TASK OBJECTIVE:
Return the listing below in full, with every line exactly as it is.

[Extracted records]
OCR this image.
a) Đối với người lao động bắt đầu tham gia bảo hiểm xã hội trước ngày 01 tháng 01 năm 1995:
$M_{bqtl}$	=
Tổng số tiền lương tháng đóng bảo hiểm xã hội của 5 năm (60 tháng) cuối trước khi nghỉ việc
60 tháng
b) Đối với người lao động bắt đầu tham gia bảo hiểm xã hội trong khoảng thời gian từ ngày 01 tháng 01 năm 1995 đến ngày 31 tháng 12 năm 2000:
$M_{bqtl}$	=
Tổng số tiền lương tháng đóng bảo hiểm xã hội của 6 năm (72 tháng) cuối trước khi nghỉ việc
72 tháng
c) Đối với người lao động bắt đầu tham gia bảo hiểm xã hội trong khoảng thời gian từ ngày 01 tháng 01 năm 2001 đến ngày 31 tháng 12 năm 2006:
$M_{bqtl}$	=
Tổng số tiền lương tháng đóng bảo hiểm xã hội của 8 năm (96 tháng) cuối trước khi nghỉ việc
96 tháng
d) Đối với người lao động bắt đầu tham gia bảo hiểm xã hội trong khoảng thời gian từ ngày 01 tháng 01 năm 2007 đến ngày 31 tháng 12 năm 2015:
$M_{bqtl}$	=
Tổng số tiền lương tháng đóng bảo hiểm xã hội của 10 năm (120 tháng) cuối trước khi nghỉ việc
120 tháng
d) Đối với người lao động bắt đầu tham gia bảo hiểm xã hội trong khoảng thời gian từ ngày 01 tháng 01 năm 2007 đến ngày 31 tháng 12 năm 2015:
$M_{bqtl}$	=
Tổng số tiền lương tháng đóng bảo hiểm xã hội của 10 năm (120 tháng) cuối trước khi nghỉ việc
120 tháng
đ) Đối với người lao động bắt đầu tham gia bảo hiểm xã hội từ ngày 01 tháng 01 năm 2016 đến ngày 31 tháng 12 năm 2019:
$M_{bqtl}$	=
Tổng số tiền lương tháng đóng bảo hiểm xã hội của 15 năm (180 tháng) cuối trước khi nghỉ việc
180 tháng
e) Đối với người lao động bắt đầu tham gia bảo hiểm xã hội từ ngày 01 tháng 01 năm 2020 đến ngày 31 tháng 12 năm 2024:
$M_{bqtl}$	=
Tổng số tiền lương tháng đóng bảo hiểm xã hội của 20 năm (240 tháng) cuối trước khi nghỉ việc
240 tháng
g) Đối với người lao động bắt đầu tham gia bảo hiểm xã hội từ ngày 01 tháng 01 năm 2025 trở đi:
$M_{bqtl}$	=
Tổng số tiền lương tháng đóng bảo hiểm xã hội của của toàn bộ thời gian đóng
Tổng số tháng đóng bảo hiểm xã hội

RESPONSE:
OCR this image.
a) Đối với người lao động bắt đầu tham gia bảo hiểm xã hội trước ngày 01 tháng 01 năm 1995:
$M_{bqtl}$	=
Tổng số tiền lương tháng đóng bảo hiểm xã hội của 5 năm (60 tháng) cuối trước khi nghỉ việc
60 tháng
b) Đối với người lao động bắt đầu tham gia bảo hiểm xã hội trong khoảng thời gian từ ngày 01 tháng 01 năm 1995 đến ngày 31 tháng 12 năm 2000:
$M_{bqtl}$	=
Tổng số tiền lương tháng đóng bảo hiểm xã hội của 6 năm (72 tháng) cuối trước khi nghỉ việc
72 tháng
c) Đối với người lao động bắt đầu tham gia bảo hiểm xã hội trong khoảng thời gian từ ngày 01 tháng 01 năm 2001 đến ngày 31 tháng 12 năm 2006:
$M_{bqtl}$	=
Tổng số tiền lương tháng đóng bảo hiểm xã hội của 8 năm (96 tháng) cuối trước khi nghỉ việc
96 tháng
d) Đối với người lao động bắt đầu tham gia bảo hiểm xã hội trong khoảng thời gian từ ngày 01 tháng 01 năm 2007 đến ngày 31 tháng 12 năm 2015:
$M_{bqtl}$	=
Tổng số tiền lương tháng đóng bảo hiểm xã hội của 10 năm (120 tháng) cuối trước khi nghỉ việc
120 tháng
d) Đối với người lao động bắt đầu tham gia bảo hiểm xã hội trong khoảng thời gian từ ngày 01 tháng 01 năm 2007 đến ngày 31 tháng 12 năm 2015:
$M_{bqtl}$	=
Tổng số tiền lương tháng đóng bảo hiểm xã hội của 10 năm (120 tháng) cuối trước khi nghỉ việc
120 tháng
đ) Đối với người lao động bắt đầu tham gia bảo hiểm xã hội từ ngày 01 tháng 01 năm 2016 đến ngày 31 tháng 12 năm 2019:
$M_{bqtl}$	=
Tổng số tiền lương tháng đóng bảo hiểm xã hội của 15 năm (180 tháng) cuối trước khi nghỉ việc
180 tháng
e) Đối với người lao động bắt đầu tham gia bảo hiểm xã hội từ ngày 01 tháng 01 năm 2020 đến ngày 31 tháng 12 năm 2024:
$M_{bqtl}$	=
Tổng số tiền lương tháng đóng bảo hiểm xã hội của 20 năm (240 tháng) cuối trước khi nghỉ việc
240 tháng
g) Đối với người lao động bắt đầu tham gia bảo hiểm xã hội từ ngày 01 tháng 01 năm 2025 trở đi:
$M_{bqtl}$	=
Tổng số tiền lương tháng đóng bảo hiểm xã hội của của toàn bộ thời gian đóng
Tổng số tháng đóng bảo hiểm xã hội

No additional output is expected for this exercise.